Only the lines from the one with "Give me the" onward are wanted, through the last line of the entries, set down exactly.

Records from a collection:
__________
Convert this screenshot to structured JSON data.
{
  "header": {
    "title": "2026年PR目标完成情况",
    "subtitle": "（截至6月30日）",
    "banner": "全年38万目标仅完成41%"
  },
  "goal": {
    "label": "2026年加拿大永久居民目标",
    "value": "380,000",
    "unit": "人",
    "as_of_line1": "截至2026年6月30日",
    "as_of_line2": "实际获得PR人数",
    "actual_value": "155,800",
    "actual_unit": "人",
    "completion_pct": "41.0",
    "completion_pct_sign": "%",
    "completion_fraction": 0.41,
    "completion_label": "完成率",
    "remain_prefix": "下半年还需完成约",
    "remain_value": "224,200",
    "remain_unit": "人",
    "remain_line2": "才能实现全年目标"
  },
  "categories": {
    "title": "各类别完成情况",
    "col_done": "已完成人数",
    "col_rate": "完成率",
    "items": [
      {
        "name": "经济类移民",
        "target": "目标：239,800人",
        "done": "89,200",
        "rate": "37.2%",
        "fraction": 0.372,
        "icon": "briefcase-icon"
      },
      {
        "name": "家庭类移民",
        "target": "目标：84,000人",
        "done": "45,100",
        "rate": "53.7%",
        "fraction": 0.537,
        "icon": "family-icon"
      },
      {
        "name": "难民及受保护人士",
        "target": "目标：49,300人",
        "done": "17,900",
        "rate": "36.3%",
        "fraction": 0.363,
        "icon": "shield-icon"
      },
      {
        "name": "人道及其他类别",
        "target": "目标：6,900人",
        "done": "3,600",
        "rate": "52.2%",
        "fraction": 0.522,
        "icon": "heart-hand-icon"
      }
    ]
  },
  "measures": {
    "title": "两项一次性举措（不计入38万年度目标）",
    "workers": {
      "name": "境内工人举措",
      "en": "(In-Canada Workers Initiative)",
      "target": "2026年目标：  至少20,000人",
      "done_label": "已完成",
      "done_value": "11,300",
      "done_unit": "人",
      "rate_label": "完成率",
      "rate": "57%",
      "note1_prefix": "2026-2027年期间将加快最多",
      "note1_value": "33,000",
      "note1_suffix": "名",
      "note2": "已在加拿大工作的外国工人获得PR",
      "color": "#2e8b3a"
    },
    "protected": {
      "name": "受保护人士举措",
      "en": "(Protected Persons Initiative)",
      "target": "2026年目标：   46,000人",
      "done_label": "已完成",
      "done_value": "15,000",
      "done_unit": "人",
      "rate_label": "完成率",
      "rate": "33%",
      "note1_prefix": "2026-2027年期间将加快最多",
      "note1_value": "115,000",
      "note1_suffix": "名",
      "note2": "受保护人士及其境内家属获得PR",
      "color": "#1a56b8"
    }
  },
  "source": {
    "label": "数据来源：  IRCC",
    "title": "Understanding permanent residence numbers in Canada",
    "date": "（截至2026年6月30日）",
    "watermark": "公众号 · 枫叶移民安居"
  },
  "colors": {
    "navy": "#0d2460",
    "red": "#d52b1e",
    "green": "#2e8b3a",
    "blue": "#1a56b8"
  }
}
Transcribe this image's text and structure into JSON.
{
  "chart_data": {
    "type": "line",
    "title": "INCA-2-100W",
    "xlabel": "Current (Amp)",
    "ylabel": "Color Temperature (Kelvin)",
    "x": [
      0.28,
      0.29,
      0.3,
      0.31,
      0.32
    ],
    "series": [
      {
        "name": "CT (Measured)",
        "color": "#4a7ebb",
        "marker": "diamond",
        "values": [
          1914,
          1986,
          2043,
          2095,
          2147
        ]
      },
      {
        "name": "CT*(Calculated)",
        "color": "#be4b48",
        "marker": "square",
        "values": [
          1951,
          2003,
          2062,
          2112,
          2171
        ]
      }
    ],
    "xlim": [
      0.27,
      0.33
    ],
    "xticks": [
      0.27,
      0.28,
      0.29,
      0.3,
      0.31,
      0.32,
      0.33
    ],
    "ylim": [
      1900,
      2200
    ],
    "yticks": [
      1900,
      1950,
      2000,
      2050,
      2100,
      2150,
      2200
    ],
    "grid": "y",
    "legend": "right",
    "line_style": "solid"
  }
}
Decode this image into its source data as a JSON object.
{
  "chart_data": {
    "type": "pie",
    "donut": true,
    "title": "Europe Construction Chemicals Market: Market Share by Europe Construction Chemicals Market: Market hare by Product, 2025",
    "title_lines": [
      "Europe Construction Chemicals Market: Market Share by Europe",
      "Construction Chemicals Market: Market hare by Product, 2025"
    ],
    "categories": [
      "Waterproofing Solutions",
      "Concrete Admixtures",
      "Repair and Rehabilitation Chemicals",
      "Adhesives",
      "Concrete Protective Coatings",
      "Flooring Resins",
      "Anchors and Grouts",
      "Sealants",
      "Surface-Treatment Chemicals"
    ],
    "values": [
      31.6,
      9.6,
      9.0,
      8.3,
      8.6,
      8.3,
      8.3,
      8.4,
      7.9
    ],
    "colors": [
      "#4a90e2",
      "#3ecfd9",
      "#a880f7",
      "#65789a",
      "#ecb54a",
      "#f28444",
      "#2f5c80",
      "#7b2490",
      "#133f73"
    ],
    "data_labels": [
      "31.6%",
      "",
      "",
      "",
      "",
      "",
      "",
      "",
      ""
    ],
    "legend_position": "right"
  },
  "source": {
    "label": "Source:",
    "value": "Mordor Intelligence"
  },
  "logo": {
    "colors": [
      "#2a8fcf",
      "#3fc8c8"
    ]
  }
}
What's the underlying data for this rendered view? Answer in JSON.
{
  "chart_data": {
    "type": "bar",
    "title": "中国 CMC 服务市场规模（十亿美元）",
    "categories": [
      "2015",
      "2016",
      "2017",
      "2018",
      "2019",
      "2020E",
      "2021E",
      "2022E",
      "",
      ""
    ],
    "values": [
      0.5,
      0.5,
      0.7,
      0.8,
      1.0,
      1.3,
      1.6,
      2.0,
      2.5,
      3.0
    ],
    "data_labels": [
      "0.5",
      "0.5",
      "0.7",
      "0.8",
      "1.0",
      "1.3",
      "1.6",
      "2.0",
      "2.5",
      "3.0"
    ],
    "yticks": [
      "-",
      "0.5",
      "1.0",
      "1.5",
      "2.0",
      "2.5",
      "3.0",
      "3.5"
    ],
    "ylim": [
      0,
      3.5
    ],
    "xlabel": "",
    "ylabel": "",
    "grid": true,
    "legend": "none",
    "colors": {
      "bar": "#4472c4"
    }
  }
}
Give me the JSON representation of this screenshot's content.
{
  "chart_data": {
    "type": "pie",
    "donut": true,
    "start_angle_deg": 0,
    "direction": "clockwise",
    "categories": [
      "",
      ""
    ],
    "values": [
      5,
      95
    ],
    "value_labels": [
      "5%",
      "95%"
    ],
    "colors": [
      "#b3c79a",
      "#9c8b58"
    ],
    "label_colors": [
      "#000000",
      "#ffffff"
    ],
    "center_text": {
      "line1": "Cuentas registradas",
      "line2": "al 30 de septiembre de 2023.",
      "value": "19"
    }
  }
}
__________
◆ RESULT OF THIS EXERCISE ◆
Give me the JSON representation of this screenshot's content.
{
  "chart_data": {
    "type": "pie",
    "donut": true,
    "start_angle_deg": 0,
    "direction": "clockwise",
    "categories": [
      "",
      ""
    ],
    "values": [
      5,
      95
    ],
    "value_labels": [
      "5%",
      "95%"
    ],
    "colors": [
      "#b3c79a",
      "#9c8b58"
    ],
    "label_colors": [
      "#000000",
      "#ffffff"
    ],
    "center_text": {
      "line1": "Cuentas registradas",
      "line2": "al 30 de septiembre de 2023.",
      "value": "19"
    }
  }
}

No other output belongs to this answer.